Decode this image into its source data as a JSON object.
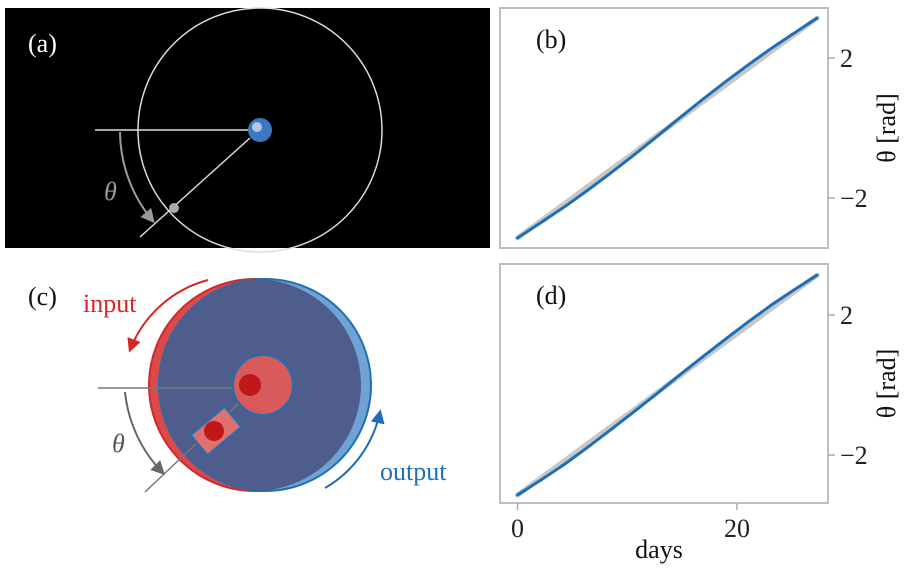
{
  "diagram_a": {
    "label": "(a)",
    "angle_label": "θ"
  },
  "diagram_c": {
    "label": "(c)",
    "input_label": "input",
    "output_label": "output",
    "angle_label": "θ"
  },
  "chart_data": [
    {
      "type": "line",
      "label": "(b)",
      "ylabel": "θ [rad]",
      "x": [
        0,
        2.1,
        4.2,
        6.3,
        8.4,
        10.5,
        12.6,
        14.7,
        16.8,
        18.9,
        21,
        23.1,
        25.2,
        27.3
      ],
      "series": [
        {
          "color": "#c8c8c8",
          "values": [
            -3.14,
            -2.66,
            -2.18,
            -1.69,
            -1.21,
            -0.73,
            -0.24,
            0.24,
            0.73,
            1.21,
            1.69,
            2.18,
            2.66,
            3.14
          ]
        },
        {
          "color": "#1f6fb4",
          "values": [
            -3.14,
            -2.71,
            -2.27,
            -1.8,
            -1.31,
            -0.8,
            -0.27,
            0.27,
            0.8,
            1.31,
            1.8,
            2.27,
            2.71,
            3.14
          ]
        }
      ],
      "xlim": [
        -1.6,
        28.3
      ],
      "ylim": [
        -3.43,
        3.43
      ],
      "yticks": [
        {
          "value": -2,
          "label": "−2"
        },
        2
      ]
    },
    {
      "type": "line",
      "label": "(d)",
      "ylabel": "θ [rad]",
      "xlabel": "days",
      "x": [
        0,
        2.1,
        4.2,
        6.3,
        8.4,
        10.5,
        12.6,
        14.7,
        16.8,
        18.9,
        21,
        23.1,
        25.2,
        27.3
      ],
      "series": [
        {
          "color": "#c8c8c8",
          "values": [
            -3.14,
            -2.66,
            -2.18,
            -1.69,
            -1.21,
            -0.73,
            -0.24,
            0.24,
            0.73,
            1.21,
            1.69,
            2.18,
            2.66,
            3.14
          ]
        },
        {
          "color": "#1f6fb4",
          "values": [
            -3.14,
            -2.72,
            -2.28,
            -1.8,
            -1.3,
            -0.79,
            -0.27,
            0.27,
            0.79,
            1.3,
            1.8,
            2.28,
            2.72,
            3.14
          ]
        }
      ],
      "xlim": [
        -1.6,
        28.3
      ],
      "ylim": [
        -3.37,
        3.46
      ],
      "xticks": [
        0,
        20
      ],
      "yticks": [
        {
          "value": -2,
          "label": "−2"
        },
        2
      ]
    }
  ]
}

_What you should do_. Copy everything in the records above except the pictures, exactly as written.

_Exercise response_.
Decode this image into its source data as a JSON object.
{
  "diagram_a": {
    "label": "(a)",
    "angle_label": "θ"
  },
  "diagram_c": {
    "label": "(c)",
    "input_label": "input",
    "output_label": "output",
    "angle_label": "θ"
  },
  "chart_data": [
    {
      "type": "line",
      "label": "(b)",
      "ylabel": "θ [rad]",
      "x": [
        0,
        2.1,
        4.2,
        6.3,
        8.4,
        10.5,
        12.6,
        14.7,
        16.8,
        18.9,
        21,
        23.1,
        25.2,
        27.3
      ],
      "series": [
        {
          "color": "#c8c8c8",
          "values": [
            -3.14,
            -2.66,
            -2.18,
            -1.69,
            -1.21,
            -0.73,
            -0.24,
            0.24,
            0.73,
            1.21,
            1.69,
            2.18,
            2.66,
            3.14
          ]
        },
        {
          "color": "#1f6fb4",
          "values": [
            -3.14,
            -2.71,
            -2.27,
            -1.8,
            -1.31,
            -0.8,
            -0.27,
            0.27,
            0.8,
            1.31,
            1.8,
            2.27,
            2.71,
            3.14
          ]
        }
      ],
      "xlim": [
        -1.6,
        28.3
      ],
      "ylim": [
        -3.43,
        3.43
      ],
      "yticks": [
        {
          "value": -2,
          "label": "−2"
        },
        2
      ]
    },
    {
      "type": "line",
      "label": "(d)",
      "ylabel": "θ [rad]",
      "xlabel": "days",
      "x": [
        0,
        2.1,
        4.2,
        6.3,
        8.4,
        10.5,
        12.6,
        14.7,
        16.8,
        18.9,
        21,
        23.1,
        25.2,
        27.3
      ],
      "series": [
        {
          "color": "#c8c8c8",
          "values": [
            -3.14,
            -2.66,
            -2.18,
            -1.69,
            -1.21,
            -0.73,
            -0.24,
            0.24,
            0.73,
            1.21,
            1.69,
            2.18,
            2.66,
            3.14
          ]
        },
        {
          "color": "#1f6fb4",
          "values": [
            -3.14,
            -2.72,
            -2.28,
            -1.8,
            -1.3,
            -0.79,
            -0.27,
            0.27,
            0.79,
            1.3,
            1.8,
            2.28,
            2.72,
            3.14
          ]
        }
      ],
      "xlim": [
        -1.6,
        28.3
      ],
      "ylim": [
        -3.37,
        3.46
      ],
      "xticks": [
        0,
        20
      ],
      "yticks": [
        {
          "value": -2,
          "label": "−2"
        },
        2
      ]
    }
  ]
}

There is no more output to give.